### PROBLEM STATEMENT
Set down the data below without change, skipping the pictures it holds.

### Excerpt from a dataset

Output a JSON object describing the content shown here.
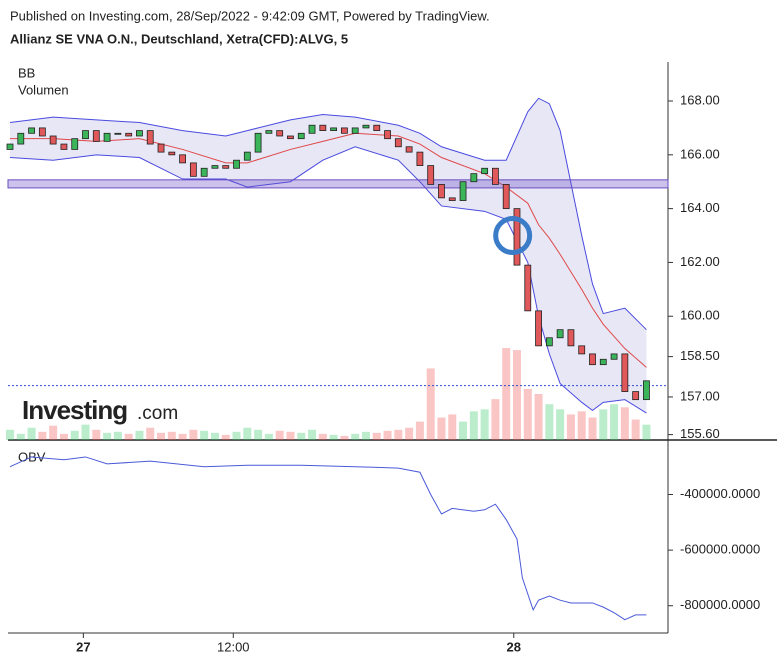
{
  "header": {
    "published": "Published on Investing.com, 28/Sep/2022 - 9:42:09 GMT, Powered by TradingView.",
    "symbol": "Allianz SE VNA O.N., Deutschland, Xetra(CFD):ALVG, 5"
  },
  "logo": {
    "name": "Investing",
    "suffix": ".com"
  },
  "chart_data": [
    {
      "type": "candlestick",
      "indicators": [
        "BB",
        "Volumen"
      ],
      "xlim": [
        0,
        61
      ],
      "xticks": [
        {
          "value": 6.8,
          "label": "27"
        },
        {
          "value": 20.7,
          "label": "12:00"
        },
        {
          "value": 46.7,
          "label": "28"
        }
      ],
      "ylim": [
        155.4,
        169.45
      ],
      "yticks": [
        {
          "value": 168,
          "label": "168.00"
        },
        {
          "value": 166,
          "label": "166.00"
        },
        {
          "value": 164,
          "label": "164.00"
        },
        {
          "value": 162,
          "label": "162.00"
        },
        {
          "value": 160,
          "label": "160.00"
        },
        {
          "value": 158.5,
          "label": "158.50"
        },
        {
          "value": 157,
          "label": "157.00"
        },
        {
          "value": 155.6,
          "label": "155.60"
        }
      ],
      "up_color": "#3cb55a",
      "down_color": "#e0585a",
      "open": [
        166.2,
        166.4,
        166.8,
        167.0,
        166.7,
        166.4,
        166.2,
        166.6,
        166.9,
        166.5,
        166.8,
        166.8,
        166.7,
        166.9,
        166.4,
        166.1,
        166.0,
        165.7,
        165.2,
        165.5,
        165.6,
        165.5,
        165.8,
        166.1,
        166.8,
        166.9,
        166.7,
        166.6,
        166.8,
        167.1,
        166.9,
        167.0,
        166.8,
        167.0,
        167.1,
        166.9,
        166.6,
        166.3,
        166.1,
        165.6,
        164.9,
        164.4,
        164.3,
        165.0,
        165.3,
        165.5,
        164.9,
        164.0,
        161.9,
        160.2,
        158.9,
        159.2,
        159.5,
        158.9,
        158.6,
        158.2,
        158.4,
        158.6,
        157.2,
        156.9
      ],
      "close": [
        166.4,
        166.8,
        167.0,
        166.7,
        166.4,
        166.2,
        166.6,
        166.9,
        166.5,
        166.8,
        166.8,
        166.7,
        166.9,
        166.4,
        166.1,
        166.0,
        165.7,
        165.2,
        165.5,
        165.6,
        165.5,
        165.8,
        166.1,
        166.8,
        166.9,
        166.7,
        166.6,
        166.8,
        167.1,
        166.9,
        167.0,
        166.8,
        167.0,
        167.1,
        166.9,
        166.6,
        166.3,
        166.1,
        165.6,
        164.9,
        164.4,
        164.3,
        165.0,
        165.3,
        165.5,
        164.9,
        164.0,
        161.9,
        160.2,
        158.9,
        159.2,
        159.5,
        158.9,
        158.6,
        158.2,
        158.4,
        158.6,
        157.2,
        156.9,
        157.6
      ],
      "volume": [
        10,
        6,
        12,
        8,
        14,
        6,
        9,
        15,
        10,
        7,
        8,
        6,
        9,
        12,
        7,
        8,
        6,
        10,
        9,
        7,
        5,
        8,
        12,
        10,
        6,
        9,
        8,
        7,
        10,
        6,
        5,
        4,
        6,
        8,
        7,
        9,
        10,
        12,
        18,
        70,
        22,
        25,
        18,
        28,
        30,
        40,
        90,
        88,
        50,
        45,
        35,
        30,
        25,
        28,
        22,
        30,
        35,
        32,
        20,
        15
      ],
      "bb": {
        "x": [
          0,
          4,
          8,
          12,
          16,
          20,
          22,
          26,
          29,
          32,
          36,
          38,
          40,
          44,
          46,
          48,
          49,
          50,
          51,
          53,
          54,
          55,
          57,
          59
        ],
        "upper": [
          167.2,
          167.4,
          167.3,
          167.2,
          166.9,
          166.7,
          166.9,
          167.3,
          167.5,
          167.4,
          167.1,
          166.8,
          166.3,
          165.8,
          165.8,
          167.6,
          168.1,
          167.9,
          166.9,
          163.0,
          161.2,
          160.1,
          160.3,
          159.5
        ],
        "middle": [
          166.6,
          166.6,
          166.5,
          166.6,
          166.2,
          165.7,
          165.7,
          166.2,
          166.5,
          166.8,
          166.7,
          166.4,
          165.9,
          165.3,
          164.8,
          164.2,
          163.4,
          162.9,
          162.3,
          161.0,
          160.3,
          159.7,
          158.8,
          158.1
        ],
        "lower": [
          165.9,
          165.8,
          166.0,
          165.9,
          165.1,
          165.1,
          164.8,
          165.0,
          165.8,
          166.3,
          165.8,
          165.0,
          164.1,
          163.9,
          163.6,
          162.0,
          160.0,
          158.6,
          157.5,
          156.8,
          156.5,
          156.8,
          156.9,
          156.4
        ]
      },
      "zone": [
        164.77,
        165.07
      ],
      "circle": {
        "x": 46.6,
        "y": 163.0
      },
      "last_price_line": 157.42
    },
    {
      "type": "line",
      "title": "OBV",
      "color": "#4a5ad8",
      "ylim": [
        -898000,
        -222000
      ],
      "yticks": [
        {
          "value": -400000,
          "label": "-400000.0000"
        },
        {
          "value": -600000,
          "label": "-600000.0000"
        },
        {
          "value": -800000,
          "label": "-800000.0000"
        }
      ],
      "x": [
        0,
        2,
        5,
        7,
        9,
        13,
        18,
        22,
        27,
        32,
        36,
        38,
        39,
        40,
        41,
        43,
        44,
        45,
        46,
        47,
        47.5,
        48.5,
        49,
        50,
        51,
        52,
        54,
        55,
        56,
        57,
        58,
        59
      ],
      "values": [
        -300000,
        -265000,
        -275000,
        -265000,
        -290000,
        -280000,
        -300000,
        -295000,
        -295000,
        -300000,
        -305000,
        -320000,
        -400000,
        -470000,
        -450000,
        -460000,
        -455000,
        -435000,
        -490000,
        -560000,
        -700000,
        -815000,
        -780000,
        -765000,
        -780000,
        -790000,
        -790000,
        -805000,
        -825000,
        -850000,
        -833000,
        -833000
      ]
    }
  ]
}
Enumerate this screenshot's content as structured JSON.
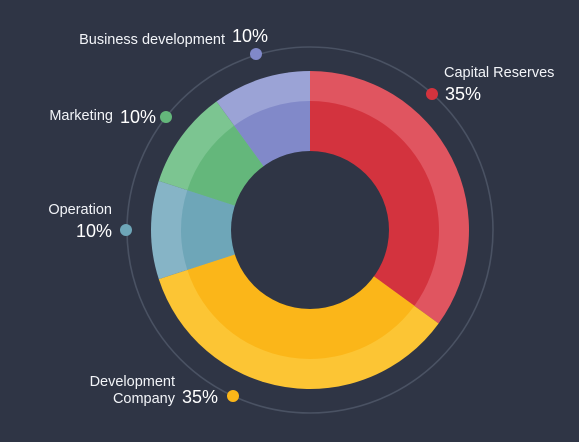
{
  "chart_data": {
    "type": "pie",
    "donut": true,
    "title": "",
    "categories": [
      "Capital Reserves",
      "Development Company",
      "Operation",
      "Marketing",
      "Business development"
    ],
    "values": [
      35,
      35,
      10,
      10,
      10
    ],
    "value_labels": [
      "35%",
      "35%",
      "10%",
      "10%",
      "10%"
    ],
    "label_lines": [
      [
        "Capital Reserves"
      ],
      [
        "Development",
        "Company"
      ],
      [
        "Operation"
      ],
      [
        "Marketing"
      ],
      [
        "Business development"
      ]
    ],
    "colors": {
      "outer": [
        "#e05560",
        "#fcc534",
        "#86b4c6",
        "#7cc591",
        "#9ba3d6"
      ],
      "inner": [
        "#d3333e",
        "#fbb619",
        "#6ea6b8",
        "#64b77b",
        "#8189c9"
      ],
      "markers": [
        "#d3333e",
        "#fbb619",
        "#6ea6b8",
        "#64b77b",
        "#8189c9"
      ],
      "background": "#2f3545",
      "orbit": "#4a5263",
      "hole": "#2f3545"
    },
    "start_angle_deg": 0,
    "direction": "clockwise",
    "legend": "none"
  }
}
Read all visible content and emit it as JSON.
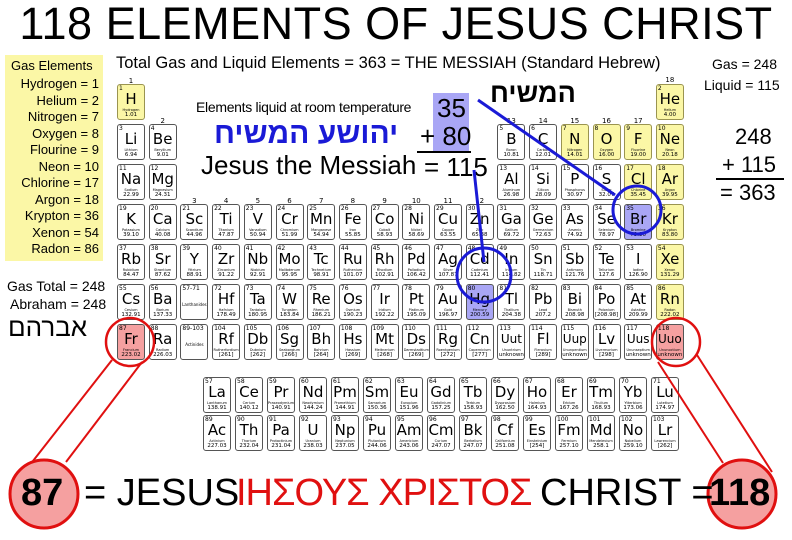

### TASK ANSWER
Output a JSON object describing the content shown here.
{
  "header": {
    "published": "Published on Investing.com, 28/Sep/2022 - 9:42:09 GMT, Powered by TradingView.",
    "symbol": "Allianz SE VNA O.N., Deutschland, Xetra(CFD):ALVG, 5"
  },
  "logo": {
    "name": "Investing",
    "suffix": ".com"
  },
  "chart_data": [
    {
      "type": "candlestick",
      "indicators": [
        "BB",
        "Volumen"
      ],
      "xlim": [
        0,
        61
      ],
      "xticks": [
        {
          "value": 6.8,
          "label": "27"
        },
        {
          "value": 20.7,
          "label": "12:00"
        },
        {
          "value": 46.7,
          "label": "28"
        }
      ],
      "ylim": [
        155.4,
        169.45
      ],
      "yticks": [
        {
          "value": 168,
          "label": "168.00"
        },
        {
          "value": 166,
          "label": "166.00"
        },
        {
          "value": 164,
          "label": "164.00"
        },
        {
          "value": 162,
          "label": "162.00"
        },
        {
          "value": 160,
          "label": "160.00"
        },
        {
          "value": 158.5,
          "label": "158.50"
        },
        {
          "value": 157,
          "label": "157.00"
        },
        {
          "value": 155.6,
          "label": "155.60"
        }
      ],
      "up_color": "#3cb55a",
      "down_color": "#e0585a",
      "open": [
        166.2,
        166.4,
        166.8,
        167.0,
        166.7,
        166.4,
        166.2,
        166.6,
        166.9,
        166.5,
        166.8,
        166.8,
        166.7,
        166.9,
        166.4,
        166.1,
        166.0,
        165.7,
        165.2,
        165.5,
        165.6,
        165.5,
        165.8,
        166.1,
        166.8,
        166.9,
        166.7,
        166.6,
        166.8,
        167.1,
        166.9,
        167.0,
        166.8,
        167.0,
        167.1,
        166.9,
        166.6,
        166.3,
        166.1,
        165.6,
        164.9,
        164.4,
        164.3,
        165.0,
        165.3,
        165.5,
        164.9,
        164.0,
        161.9,
        160.2,
        158.9,
        159.2,
        159.5,
        158.9,
        158.6,
        158.2,
        158.4,
        158.6,
        157.2,
        156.9
      ],
      "close": [
        166.4,
        166.8,
        167.0,
        166.7,
        166.4,
        166.2,
        166.6,
        166.9,
        166.5,
        166.8,
        166.8,
        166.7,
        166.9,
        166.4,
        166.1,
        166.0,
        165.7,
        165.2,
        165.5,
        165.6,
        165.5,
        165.8,
        166.1,
        166.8,
        166.9,
        166.7,
        166.6,
        166.8,
        167.1,
        166.9,
        167.0,
        166.8,
        167.0,
        167.1,
        166.9,
        166.6,
        166.3,
        166.1,
        165.6,
        164.9,
        164.4,
        164.3,
        165.0,
        165.3,
        165.5,
        164.9,
        164.0,
        161.9,
        160.2,
        158.9,
        159.2,
        159.5,
        158.9,
        158.6,
        158.2,
        158.4,
        158.6,
        157.2,
        156.9,
        157.6
      ],
      "volume": [
        10,
        6,
        12,
        8,
        14,
        6,
        9,
        15,
        10,
        7,
        8,
        6,
        9,
        12,
        7,
        8,
        6,
        10,
        9,
        7,
        5,
        8,
        12,
        10,
        6,
        9,
        8,
        7,
        10,
        6,
        5,
        4,
        6,
        8,
        7,
        9,
        10,
        12,
        18,
        70,
        22,
        25,
        18,
        28,
        30,
        40,
        90,
        88,
        50,
        45,
        35,
        30,
        25,
        28,
        22,
        30,
        35,
        32,
        20,
        15
      ],
      "bb": {
        "x": [
          0,
          4,
          8,
          12,
          16,
          20,
          22,
          26,
          29,
          32,
          36,
          38,
          40,
          44,
          46,
          48,
          49,
          50,
          51,
          53,
          54,
          55,
          57,
          59
        ],
        "upper": [
          167.2,
          167.4,
          167.3,
          167.2,
          166.9,
          166.7,
          166.9,
          167.3,
          167.5,
          167.4,
          167.1,
          166.8,
          166.3,
          165.8,
          165.8,
          167.6,
          168.1,
          167.9,
          166.9,
          163.0,
          161.2,
          160.1,
          160.3,
          159.5
        ],
        "middle": [
          166.6,
          166.6,
          166.5,
          166.6,
          166.2,
          165.7,
          165.7,
          166.2,
          166.5,
          166.8,
          166.7,
          166.4,
          165.9,
          165.3,
          164.8,
          164.2,
          163.4,
          162.9,
          162.3,
          161.0,
          160.3,
          159.7,
          158.8,
          158.1
        ],
        "lower": [
          165.9,
          165.8,
          166.0,
          165.9,
          165.1,
          165.1,
          164.8,
          165.0,
          165.8,
          166.3,
          165.8,
          165.0,
          164.1,
          163.9,
          163.6,
          162.0,
          160.0,
          158.6,
          157.5,
          156.8,
          156.5,
          156.8,
          156.9,
          156.4
        ]
      },
      "zone": [
        164.77,
        165.07
      ],
      "circle": {
        "x": 46.6,
        "y": 163.0
      },
      "last_price_line": 157.42
    },
    {
      "type": "line",
      "title": "OBV",
      "color": "#4a5ad8",
      "ylim": [
        -898000,
        -222000
      ],
      "yticks": [
        {
          "value": -400000,
          "label": "-400000.0000"
        },
        {
          "value": -600000,
          "label": "-600000.0000"
        },
        {
          "value": -800000,
          "label": "-800000.0000"
        }
      ],
      "x": [
        0,
        2,
        5,
        7,
        9,
        13,
        18,
        22,
        27,
        32,
        36,
        38,
        39,
        40,
        41,
        43,
        44,
        45,
        46,
        47,
        47.5,
        48.5,
        49,
        50,
        51,
        52,
        54,
        55,
        56,
        57,
        58,
        59
      ],
      "values": [
        -300000,
        -265000,
        -275000,
        -265000,
        -290000,
        -280000,
        -300000,
        -295000,
        -295000,
        -300000,
        -305000,
        -320000,
        -400000,
        -470000,
        -450000,
        -460000,
        -455000,
        -435000,
        -490000,
        -560000,
        -700000,
        -815000,
        -780000,
        -765000,
        -780000,
        -790000,
        -790000,
        -805000,
        -825000,
        -850000,
        -833000,
        -833000
      ]
    }
  ]
}
Enumerate this screenshot's content as structured JSON.
{
  "chart_data": {
    "type": "pie",
    "donut": true,
    "title": "",
    "categories": [
      "Capital Reserves",
      "Development Company",
      "Operation",
      "Marketing",
      "Business development"
    ],
    "values": [
      35,
      35,
      10,
      10,
      10
    ],
    "value_labels": [
      "35%",
      "35%",
      "10%",
      "10%",
      "10%"
    ],
    "label_lines": [
      [
        "Capital Reserves"
      ],
      [
        "Development",
        "Company"
      ],
      [
        "Operation"
      ],
      [
        "Marketing"
      ],
      [
        "Business development"
      ]
    ],
    "colors": {
      "outer": [
        "#e05560",
        "#fcc534",
        "#86b4c6",
        "#7cc591",
        "#9ba3d6"
      ],
      "inner": [
        "#d3333e",
        "#fbb619",
        "#6ea6b8",
        "#64b77b",
        "#8189c9"
      ],
      "markers": [
        "#d3333e",
        "#fbb619",
        "#6ea6b8",
        "#64b77b",
        "#8189c9"
      ],
      "background": "#2f3545",
      "orbit": "#4a5263",
      "hole": "#2f3545"
    },
    "start_angle_deg": 0,
    "direction": "clockwise",
    "legend": "none"
  }
}
Read all visible content and emit it as JSON.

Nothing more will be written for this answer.